**TASK PROMPT**
Set down the data below without change, skipping the pictures it holds.
•••
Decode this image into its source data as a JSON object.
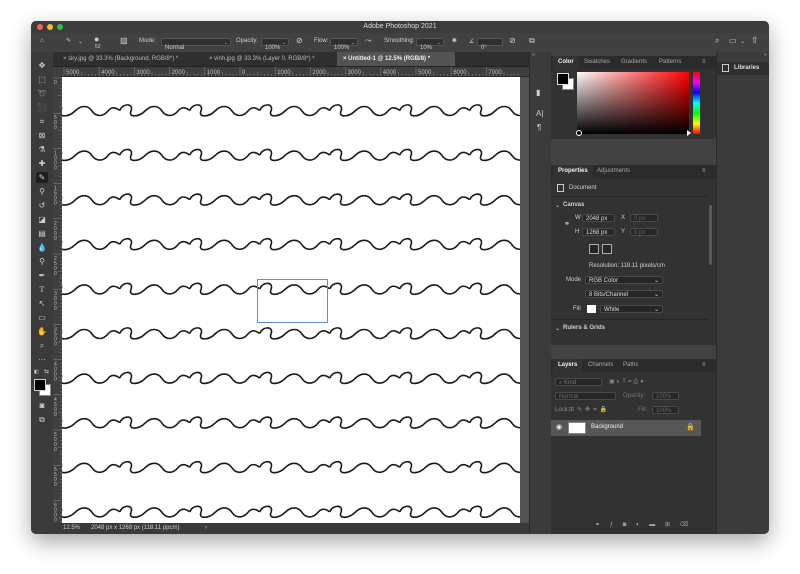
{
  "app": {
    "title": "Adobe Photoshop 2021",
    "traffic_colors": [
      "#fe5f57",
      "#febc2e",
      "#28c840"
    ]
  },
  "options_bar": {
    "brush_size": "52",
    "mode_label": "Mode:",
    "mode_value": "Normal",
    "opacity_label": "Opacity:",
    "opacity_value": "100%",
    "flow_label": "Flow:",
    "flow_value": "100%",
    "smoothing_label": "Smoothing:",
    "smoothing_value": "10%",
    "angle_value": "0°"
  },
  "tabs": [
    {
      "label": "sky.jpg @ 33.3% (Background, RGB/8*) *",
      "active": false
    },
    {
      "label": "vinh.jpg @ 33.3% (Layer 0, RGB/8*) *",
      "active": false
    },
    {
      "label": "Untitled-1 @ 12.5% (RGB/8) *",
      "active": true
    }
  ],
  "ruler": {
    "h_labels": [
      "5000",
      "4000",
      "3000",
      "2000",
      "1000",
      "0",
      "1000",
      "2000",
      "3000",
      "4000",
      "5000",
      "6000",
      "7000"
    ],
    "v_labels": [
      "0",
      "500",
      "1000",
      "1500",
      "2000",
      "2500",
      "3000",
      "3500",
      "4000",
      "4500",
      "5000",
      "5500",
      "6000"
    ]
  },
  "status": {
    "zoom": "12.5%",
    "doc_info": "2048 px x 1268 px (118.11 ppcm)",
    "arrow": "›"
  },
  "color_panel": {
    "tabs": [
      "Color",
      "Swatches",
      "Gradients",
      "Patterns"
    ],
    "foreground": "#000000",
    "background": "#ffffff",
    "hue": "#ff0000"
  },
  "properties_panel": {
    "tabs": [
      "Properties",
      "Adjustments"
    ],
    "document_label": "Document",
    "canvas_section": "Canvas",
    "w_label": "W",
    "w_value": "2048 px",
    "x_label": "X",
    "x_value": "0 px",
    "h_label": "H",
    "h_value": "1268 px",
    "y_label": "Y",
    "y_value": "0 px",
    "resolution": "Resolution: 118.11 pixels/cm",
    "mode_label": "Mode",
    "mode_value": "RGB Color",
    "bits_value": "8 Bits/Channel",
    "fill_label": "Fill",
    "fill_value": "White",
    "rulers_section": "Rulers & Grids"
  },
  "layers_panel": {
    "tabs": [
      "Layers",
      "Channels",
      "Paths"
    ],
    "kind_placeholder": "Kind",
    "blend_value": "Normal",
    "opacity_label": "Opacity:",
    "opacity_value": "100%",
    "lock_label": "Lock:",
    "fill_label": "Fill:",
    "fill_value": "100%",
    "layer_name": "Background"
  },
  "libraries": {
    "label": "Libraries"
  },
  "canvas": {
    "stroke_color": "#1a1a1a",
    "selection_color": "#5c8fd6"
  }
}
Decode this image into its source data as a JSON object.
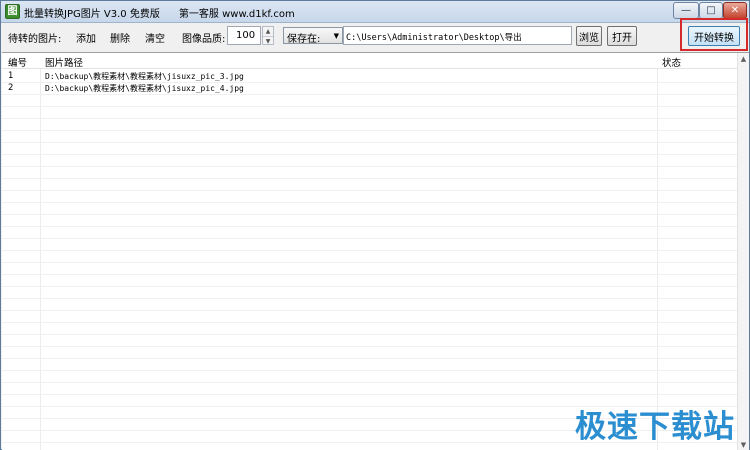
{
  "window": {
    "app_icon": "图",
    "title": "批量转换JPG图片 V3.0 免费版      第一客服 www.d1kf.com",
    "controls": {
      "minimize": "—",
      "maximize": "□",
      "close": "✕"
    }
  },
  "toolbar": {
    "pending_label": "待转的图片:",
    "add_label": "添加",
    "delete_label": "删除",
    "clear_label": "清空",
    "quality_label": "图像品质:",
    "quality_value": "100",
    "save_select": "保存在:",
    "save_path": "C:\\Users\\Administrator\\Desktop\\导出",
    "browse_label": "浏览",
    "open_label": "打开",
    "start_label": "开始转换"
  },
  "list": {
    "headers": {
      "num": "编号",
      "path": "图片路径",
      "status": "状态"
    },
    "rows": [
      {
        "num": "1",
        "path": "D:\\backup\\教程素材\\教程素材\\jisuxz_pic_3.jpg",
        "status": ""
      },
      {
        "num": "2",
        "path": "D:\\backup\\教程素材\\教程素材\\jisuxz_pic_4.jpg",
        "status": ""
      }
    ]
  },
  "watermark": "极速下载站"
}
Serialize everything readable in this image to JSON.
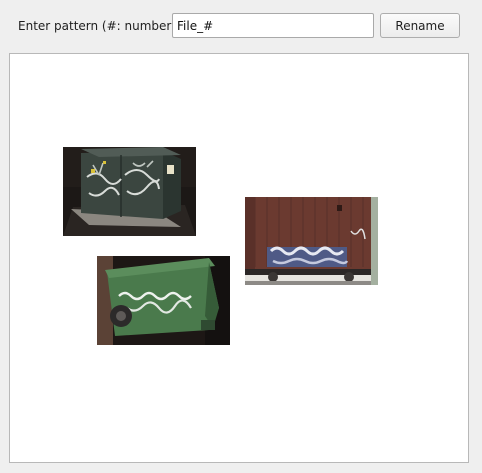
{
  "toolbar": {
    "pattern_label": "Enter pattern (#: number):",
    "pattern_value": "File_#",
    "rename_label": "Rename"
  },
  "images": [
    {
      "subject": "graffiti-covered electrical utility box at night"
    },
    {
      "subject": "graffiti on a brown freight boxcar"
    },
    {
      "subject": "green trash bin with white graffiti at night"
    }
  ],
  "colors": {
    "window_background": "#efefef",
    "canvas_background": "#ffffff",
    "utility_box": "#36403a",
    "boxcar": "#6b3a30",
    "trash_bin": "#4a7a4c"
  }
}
•••
**TASK OUTPUT**
Decode this image into its source data as a JSON object.
{
  "app": {
    "title": "Adobe Photoshop 2021",
    "traffic_colors": [
      "#fe5f57",
      "#febc2e",
      "#28c840"
    ]
  },
  "options_bar": {
    "brush_size": "52",
    "mode_label": "Mode:",
    "mode_value": "Normal",
    "opacity_label": "Opacity:",
    "opacity_value": "100%",
    "flow_label": "Flow:",
    "flow_value": "100%",
    "smoothing_label": "Smoothing:",
    "smoothing_value": "10%",
    "angle_value": "0°"
  },
  "tabs": [
    {
      "label": "sky.jpg @ 33.3% (Background, RGB/8*) *",
      "active": false
    },
    {
      "label": "vinh.jpg @ 33.3% (Layer 0, RGB/8*) *",
      "active": false
    },
    {
      "label": "Untitled-1 @ 12.5% (RGB/8) *",
      "active": true
    }
  ],
  "ruler": {
    "h_labels": [
      "5000",
      "4000",
      "3000",
      "2000",
      "1000",
      "0",
      "1000",
      "2000",
      "3000",
      "4000",
      "5000",
      "6000",
      "7000"
    ],
    "v_labels": [
      "0",
      "500",
      "1000",
      "1500",
      "2000",
      "2500",
      "3000",
      "3500",
      "4000",
      "4500",
      "5000",
      "5500",
      "6000"
    ]
  },
  "status": {
    "zoom": "12.5%",
    "doc_info": "2048 px x 1268 px (118.11 ppcm)",
    "arrow": "›"
  },
  "color_panel": {
    "tabs": [
      "Color",
      "Swatches",
      "Gradients",
      "Patterns"
    ],
    "foreground": "#000000",
    "background": "#ffffff",
    "hue": "#ff0000"
  },
  "properties_panel": {
    "tabs": [
      "Properties",
      "Adjustments"
    ],
    "document_label": "Document",
    "canvas_section": "Canvas",
    "w_label": "W",
    "w_value": "2048 px",
    "x_label": "X",
    "x_value": "0 px",
    "h_label": "H",
    "h_value": "1268 px",
    "y_label": "Y",
    "y_value": "0 px",
    "resolution": "Resolution: 118.11 pixels/cm",
    "mode_label": "Mode",
    "mode_value": "RGB Color",
    "bits_value": "8 Bits/Channel",
    "fill_label": "Fill",
    "fill_value": "White",
    "rulers_section": "Rulers & Grids"
  },
  "layers_panel": {
    "tabs": [
      "Layers",
      "Channels",
      "Paths"
    ],
    "kind_placeholder": "Kind",
    "blend_value": "Normal",
    "opacity_label": "Opacity:",
    "opacity_value": "100%",
    "lock_label": "Lock:",
    "fill_label": "Fill:",
    "fill_value": "100%",
    "layer_name": "Background"
  },
  "libraries": {
    "label": "Libraries"
  },
  "canvas": {
    "stroke_color": "#1a1a1a",
    "selection_color": "#5c8fd6"
  }
}
Decode this image into its source data as a JSON object.
{
  "window": {
    "app_icon": "图",
    "title": "批量转换JPG图片 V3.0 免费版      第一客服 www.d1kf.com",
    "controls": {
      "minimize": "—",
      "maximize": "□",
      "close": "✕"
    }
  },
  "toolbar": {
    "pending_label": "待转的图片:",
    "add_label": "添加",
    "delete_label": "删除",
    "clear_label": "清空",
    "quality_label": "图像品质:",
    "quality_value": "100",
    "save_select": "保存在:",
    "save_path": "C:\\Users\\Administrator\\Desktop\\导出",
    "browse_label": "浏览",
    "open_label": "打开",
    "start_label": "开始转换"
  },
  "list": {
    "headers": {
      "num": "编号",
      "path": "图片路径",
      "status": "状态"
    },
    "rows": [
      {
        "num": "1",
        "path": "D:\\backup\\教程素材\\教程素材\\jisuxz_pic_3.jpg",
        "status": ""
      },
      {
        "num": "2",
        "path": "D:\\backup\\教程素材\\教程素材\\jisuxz_pic_4.jpg",
        "status": ""
      }
    ]
  },
  "watermark": "极速下载站"
}
Serialize everything readable in this image to JSON.
{
  "toolbar": {
    "pattern_label": "Enter pattern (#: number):",
    "pattern_value": "File_#",
    "rename_label": "Rename"
  },
  "images": [
    {
      "subject": "graffiti-covered electrical utility box at night"
    },
    {
      "subject": "graffiti on a brown freight boxcar"
    },
    {
      "subject": "green trash bin with white graffiti at night"
    }
  ],
  "colors": {
    "window_background": "#efefef",
    "canvas_background": "#ffffff",
    "utility_box": "#36403a",
    "boxcar": "#6b3a30",
    "trash_bin": "#4a7a4c"
  }
}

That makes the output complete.